Exercise details. Count how many lines below include the string "Calakmul", and give that number without anything else.

# START OF Working data

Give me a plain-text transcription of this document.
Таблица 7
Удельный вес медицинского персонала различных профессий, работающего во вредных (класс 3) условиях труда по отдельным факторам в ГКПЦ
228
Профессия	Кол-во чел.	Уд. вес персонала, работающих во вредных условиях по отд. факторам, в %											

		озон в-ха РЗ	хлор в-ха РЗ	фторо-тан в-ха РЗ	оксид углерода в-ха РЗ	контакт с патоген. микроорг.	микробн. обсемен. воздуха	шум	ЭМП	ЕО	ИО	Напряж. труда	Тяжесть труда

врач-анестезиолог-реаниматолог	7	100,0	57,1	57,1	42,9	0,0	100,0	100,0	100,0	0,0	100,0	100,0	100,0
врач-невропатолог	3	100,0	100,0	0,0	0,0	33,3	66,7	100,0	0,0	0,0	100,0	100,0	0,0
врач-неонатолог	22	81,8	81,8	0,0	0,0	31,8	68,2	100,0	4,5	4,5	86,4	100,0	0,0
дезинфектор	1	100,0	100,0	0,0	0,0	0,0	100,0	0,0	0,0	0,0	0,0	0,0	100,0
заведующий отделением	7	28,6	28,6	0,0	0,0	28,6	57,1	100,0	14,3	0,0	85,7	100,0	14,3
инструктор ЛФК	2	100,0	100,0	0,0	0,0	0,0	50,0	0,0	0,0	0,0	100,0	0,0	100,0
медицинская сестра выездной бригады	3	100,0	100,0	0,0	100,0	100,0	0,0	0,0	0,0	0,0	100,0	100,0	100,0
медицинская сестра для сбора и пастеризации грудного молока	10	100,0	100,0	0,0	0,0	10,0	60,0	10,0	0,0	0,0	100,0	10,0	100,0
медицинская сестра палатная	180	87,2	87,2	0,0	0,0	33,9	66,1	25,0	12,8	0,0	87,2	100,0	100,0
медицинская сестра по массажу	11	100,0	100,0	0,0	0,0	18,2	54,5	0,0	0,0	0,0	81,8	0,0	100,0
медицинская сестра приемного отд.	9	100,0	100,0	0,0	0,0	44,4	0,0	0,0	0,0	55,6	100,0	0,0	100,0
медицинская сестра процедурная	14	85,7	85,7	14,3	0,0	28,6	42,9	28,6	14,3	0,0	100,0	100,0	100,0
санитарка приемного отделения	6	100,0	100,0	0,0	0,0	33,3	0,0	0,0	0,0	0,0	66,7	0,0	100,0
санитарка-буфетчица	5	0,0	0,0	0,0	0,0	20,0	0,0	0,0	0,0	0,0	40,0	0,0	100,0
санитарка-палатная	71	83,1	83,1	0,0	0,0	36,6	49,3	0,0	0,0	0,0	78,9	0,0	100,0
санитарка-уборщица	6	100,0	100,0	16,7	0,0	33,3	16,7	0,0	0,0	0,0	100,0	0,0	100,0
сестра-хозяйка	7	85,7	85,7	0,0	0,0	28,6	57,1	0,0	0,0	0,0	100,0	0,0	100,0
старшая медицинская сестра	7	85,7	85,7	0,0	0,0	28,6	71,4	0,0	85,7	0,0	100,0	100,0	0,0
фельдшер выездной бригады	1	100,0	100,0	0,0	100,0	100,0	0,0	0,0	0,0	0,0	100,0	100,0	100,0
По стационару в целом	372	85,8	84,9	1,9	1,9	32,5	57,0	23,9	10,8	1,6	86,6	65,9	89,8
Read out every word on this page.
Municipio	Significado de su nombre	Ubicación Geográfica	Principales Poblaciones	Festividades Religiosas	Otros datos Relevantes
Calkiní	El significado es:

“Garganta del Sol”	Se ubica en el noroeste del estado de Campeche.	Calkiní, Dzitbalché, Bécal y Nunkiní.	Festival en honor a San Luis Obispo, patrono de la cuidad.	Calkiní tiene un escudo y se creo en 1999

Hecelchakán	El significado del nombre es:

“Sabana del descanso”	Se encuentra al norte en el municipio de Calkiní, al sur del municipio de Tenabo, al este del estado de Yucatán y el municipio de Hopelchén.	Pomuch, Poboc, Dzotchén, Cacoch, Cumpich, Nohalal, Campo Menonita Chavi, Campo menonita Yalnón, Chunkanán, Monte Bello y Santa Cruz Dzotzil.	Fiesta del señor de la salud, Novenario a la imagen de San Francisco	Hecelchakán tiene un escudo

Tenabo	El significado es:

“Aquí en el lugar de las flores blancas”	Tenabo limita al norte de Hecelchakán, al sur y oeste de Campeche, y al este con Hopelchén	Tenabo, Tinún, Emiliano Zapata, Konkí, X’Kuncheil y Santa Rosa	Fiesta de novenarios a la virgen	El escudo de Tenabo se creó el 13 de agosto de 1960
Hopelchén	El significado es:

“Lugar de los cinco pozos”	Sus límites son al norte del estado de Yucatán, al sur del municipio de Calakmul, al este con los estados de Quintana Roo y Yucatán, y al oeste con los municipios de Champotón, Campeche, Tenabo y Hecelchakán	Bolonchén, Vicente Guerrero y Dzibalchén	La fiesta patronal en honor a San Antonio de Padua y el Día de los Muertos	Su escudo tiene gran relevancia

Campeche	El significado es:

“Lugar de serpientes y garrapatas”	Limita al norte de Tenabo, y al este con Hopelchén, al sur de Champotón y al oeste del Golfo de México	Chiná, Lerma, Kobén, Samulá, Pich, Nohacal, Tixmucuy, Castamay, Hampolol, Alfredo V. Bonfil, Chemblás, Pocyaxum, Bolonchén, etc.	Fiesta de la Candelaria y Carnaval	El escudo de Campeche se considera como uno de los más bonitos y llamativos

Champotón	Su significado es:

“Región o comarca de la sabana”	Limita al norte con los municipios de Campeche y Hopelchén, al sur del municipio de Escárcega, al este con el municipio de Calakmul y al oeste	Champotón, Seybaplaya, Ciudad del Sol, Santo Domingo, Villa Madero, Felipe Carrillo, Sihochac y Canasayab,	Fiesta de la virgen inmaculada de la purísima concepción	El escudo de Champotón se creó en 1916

# END OF Working data

Result for this exercise. 2